(Element box records)
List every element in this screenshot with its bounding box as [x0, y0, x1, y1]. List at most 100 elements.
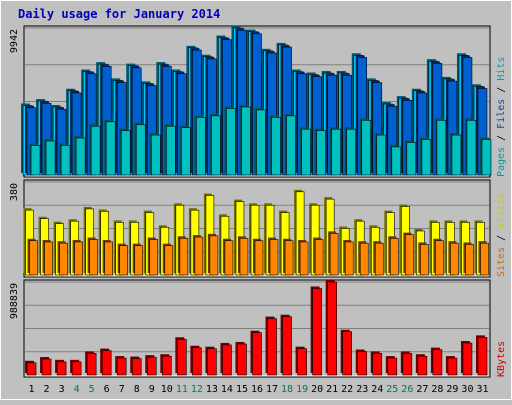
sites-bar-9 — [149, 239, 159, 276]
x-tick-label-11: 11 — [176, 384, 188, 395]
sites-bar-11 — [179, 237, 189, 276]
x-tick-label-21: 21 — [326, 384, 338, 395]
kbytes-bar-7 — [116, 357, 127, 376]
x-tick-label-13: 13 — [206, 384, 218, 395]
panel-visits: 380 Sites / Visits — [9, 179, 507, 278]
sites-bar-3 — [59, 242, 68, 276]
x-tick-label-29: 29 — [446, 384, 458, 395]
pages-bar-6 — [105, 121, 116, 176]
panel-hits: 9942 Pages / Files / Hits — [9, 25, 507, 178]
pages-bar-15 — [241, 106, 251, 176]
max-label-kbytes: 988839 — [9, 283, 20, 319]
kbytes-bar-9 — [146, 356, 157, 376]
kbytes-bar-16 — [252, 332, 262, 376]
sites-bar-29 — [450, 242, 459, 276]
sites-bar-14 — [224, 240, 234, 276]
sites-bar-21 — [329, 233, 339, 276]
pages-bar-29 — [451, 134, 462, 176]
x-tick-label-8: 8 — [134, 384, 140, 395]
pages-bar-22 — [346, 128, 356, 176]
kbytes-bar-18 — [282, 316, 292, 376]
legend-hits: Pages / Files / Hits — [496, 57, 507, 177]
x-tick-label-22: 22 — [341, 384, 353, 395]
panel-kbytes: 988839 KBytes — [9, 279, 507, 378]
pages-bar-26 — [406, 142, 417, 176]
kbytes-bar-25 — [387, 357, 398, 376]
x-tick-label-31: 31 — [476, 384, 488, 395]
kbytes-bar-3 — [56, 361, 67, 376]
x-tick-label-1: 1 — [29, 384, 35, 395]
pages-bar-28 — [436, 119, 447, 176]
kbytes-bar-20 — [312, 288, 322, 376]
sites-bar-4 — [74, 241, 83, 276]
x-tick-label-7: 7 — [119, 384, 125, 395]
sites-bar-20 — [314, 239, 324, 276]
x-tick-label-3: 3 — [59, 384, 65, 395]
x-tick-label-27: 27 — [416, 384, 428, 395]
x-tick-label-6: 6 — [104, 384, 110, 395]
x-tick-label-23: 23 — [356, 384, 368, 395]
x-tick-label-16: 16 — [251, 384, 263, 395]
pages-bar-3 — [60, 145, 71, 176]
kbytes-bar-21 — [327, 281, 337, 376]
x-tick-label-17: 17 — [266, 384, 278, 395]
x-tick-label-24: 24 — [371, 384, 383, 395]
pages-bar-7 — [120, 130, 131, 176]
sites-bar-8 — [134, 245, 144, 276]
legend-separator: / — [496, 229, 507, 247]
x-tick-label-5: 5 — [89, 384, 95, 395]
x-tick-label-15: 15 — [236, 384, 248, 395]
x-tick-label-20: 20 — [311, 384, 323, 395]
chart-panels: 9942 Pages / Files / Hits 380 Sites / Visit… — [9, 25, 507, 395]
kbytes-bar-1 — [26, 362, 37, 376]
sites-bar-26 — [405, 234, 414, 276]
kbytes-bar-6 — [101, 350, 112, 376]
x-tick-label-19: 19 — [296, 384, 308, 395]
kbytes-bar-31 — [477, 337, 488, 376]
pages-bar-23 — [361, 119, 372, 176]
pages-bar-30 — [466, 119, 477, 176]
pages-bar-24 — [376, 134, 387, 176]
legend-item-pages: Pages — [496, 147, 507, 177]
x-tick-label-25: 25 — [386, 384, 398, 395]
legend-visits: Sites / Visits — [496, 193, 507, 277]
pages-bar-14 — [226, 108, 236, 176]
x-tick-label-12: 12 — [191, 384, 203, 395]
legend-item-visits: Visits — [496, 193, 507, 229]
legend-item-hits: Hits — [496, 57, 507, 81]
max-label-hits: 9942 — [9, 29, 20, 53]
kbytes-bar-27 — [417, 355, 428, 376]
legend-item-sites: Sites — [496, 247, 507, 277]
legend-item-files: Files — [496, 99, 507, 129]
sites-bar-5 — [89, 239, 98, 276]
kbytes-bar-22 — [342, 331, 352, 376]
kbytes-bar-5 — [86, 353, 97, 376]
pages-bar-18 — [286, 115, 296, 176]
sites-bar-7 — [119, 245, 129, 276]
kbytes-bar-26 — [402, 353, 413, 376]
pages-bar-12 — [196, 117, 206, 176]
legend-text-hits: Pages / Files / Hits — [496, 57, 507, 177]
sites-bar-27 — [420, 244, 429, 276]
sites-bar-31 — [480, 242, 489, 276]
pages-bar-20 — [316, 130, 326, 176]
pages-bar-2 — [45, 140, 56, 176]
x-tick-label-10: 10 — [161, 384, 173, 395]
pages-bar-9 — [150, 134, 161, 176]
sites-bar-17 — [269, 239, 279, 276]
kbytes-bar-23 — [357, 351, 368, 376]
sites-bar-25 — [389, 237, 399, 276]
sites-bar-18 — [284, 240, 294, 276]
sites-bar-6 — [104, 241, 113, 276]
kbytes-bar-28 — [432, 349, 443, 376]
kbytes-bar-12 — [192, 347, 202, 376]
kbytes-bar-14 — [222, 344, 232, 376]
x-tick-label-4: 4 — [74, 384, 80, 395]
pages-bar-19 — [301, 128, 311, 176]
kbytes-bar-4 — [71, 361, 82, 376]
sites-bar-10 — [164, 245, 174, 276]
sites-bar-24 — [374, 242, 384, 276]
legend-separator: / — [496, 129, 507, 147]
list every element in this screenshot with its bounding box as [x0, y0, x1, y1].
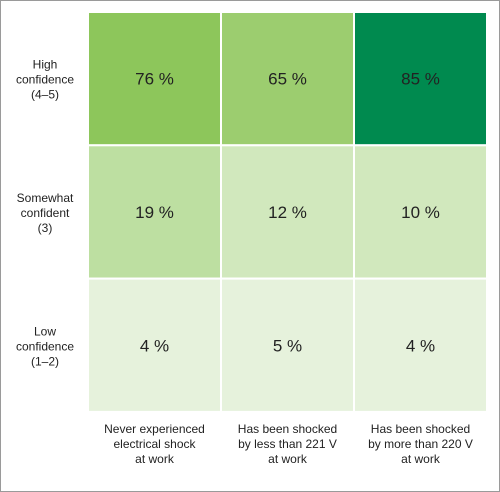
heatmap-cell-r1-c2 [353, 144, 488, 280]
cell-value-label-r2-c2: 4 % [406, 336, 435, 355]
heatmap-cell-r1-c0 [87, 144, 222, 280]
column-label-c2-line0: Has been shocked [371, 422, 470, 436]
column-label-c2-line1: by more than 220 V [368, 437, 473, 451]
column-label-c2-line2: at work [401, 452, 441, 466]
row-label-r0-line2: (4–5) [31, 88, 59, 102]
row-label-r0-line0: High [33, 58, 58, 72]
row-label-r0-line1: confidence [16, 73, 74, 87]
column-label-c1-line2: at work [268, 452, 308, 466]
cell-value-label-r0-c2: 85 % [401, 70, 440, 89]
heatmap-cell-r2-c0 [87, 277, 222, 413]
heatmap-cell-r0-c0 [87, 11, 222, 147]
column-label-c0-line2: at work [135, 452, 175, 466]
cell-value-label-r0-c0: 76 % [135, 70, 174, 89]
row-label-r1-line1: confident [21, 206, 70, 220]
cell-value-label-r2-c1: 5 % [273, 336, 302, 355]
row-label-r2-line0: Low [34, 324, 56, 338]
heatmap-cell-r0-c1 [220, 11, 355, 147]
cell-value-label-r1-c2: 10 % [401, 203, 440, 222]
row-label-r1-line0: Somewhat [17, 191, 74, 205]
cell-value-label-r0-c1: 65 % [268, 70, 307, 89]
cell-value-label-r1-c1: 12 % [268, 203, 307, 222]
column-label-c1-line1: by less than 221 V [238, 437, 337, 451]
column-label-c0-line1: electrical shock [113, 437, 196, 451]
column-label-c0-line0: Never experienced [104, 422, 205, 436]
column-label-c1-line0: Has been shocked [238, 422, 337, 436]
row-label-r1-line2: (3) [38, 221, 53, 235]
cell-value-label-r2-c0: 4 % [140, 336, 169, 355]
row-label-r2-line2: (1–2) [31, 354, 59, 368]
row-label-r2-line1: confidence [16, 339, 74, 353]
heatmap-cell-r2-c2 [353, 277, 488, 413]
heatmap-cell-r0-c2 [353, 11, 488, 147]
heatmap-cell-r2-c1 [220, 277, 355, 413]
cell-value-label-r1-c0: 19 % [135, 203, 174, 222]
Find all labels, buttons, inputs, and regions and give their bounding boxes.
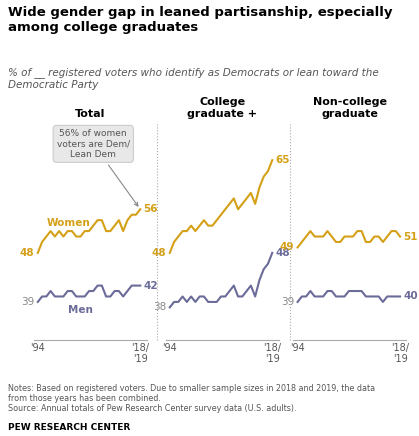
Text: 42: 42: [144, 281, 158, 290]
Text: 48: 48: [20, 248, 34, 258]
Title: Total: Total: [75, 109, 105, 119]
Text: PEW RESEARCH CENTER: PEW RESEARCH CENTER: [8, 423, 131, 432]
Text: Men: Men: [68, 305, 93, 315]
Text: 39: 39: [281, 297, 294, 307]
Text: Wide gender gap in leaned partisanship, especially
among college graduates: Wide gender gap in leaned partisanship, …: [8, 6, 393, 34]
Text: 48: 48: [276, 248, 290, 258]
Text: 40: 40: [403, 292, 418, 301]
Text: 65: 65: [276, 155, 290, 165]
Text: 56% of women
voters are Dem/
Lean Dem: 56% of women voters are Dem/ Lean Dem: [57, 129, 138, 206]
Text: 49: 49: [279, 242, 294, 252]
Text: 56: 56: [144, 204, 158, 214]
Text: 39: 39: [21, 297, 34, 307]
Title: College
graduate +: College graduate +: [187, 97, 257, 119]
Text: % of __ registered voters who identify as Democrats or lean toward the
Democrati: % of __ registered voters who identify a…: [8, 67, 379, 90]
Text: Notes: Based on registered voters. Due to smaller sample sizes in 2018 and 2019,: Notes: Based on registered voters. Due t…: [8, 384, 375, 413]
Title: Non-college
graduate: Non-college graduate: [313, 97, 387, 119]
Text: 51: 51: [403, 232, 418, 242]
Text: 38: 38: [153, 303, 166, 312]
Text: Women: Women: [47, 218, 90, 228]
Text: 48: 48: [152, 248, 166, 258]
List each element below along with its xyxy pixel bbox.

* **Exercise**
Reproduce the stretch of data above from the line containing "sites-bar-9 — [149, 239, 159, 276]" through the line containing "x-tick-label-29: 29 — [446, 384, 458, 395]", character for character.

* **Result for this exercise**
sites-bar-9 — [149, 239, 159, 276]
x-tick-label-11: 11 — [176, 384, 188, 395]
sites-bar-11 — [179, 237, 189, 276]
x-tick-label-21: 21 — [326, 384, 338, 395]
kbytes-bar-7 — [116, 357, 127, 376]
x-tick-label-13: 13 — [206, 384, 218, 395]
panel-visits: 380 Sites / Visits — [9, 179, 507, 278]
sites-bar-3 — [59, 242, 68, 276]
x-tick-label-29: 29 — [446, 384, 458, 395]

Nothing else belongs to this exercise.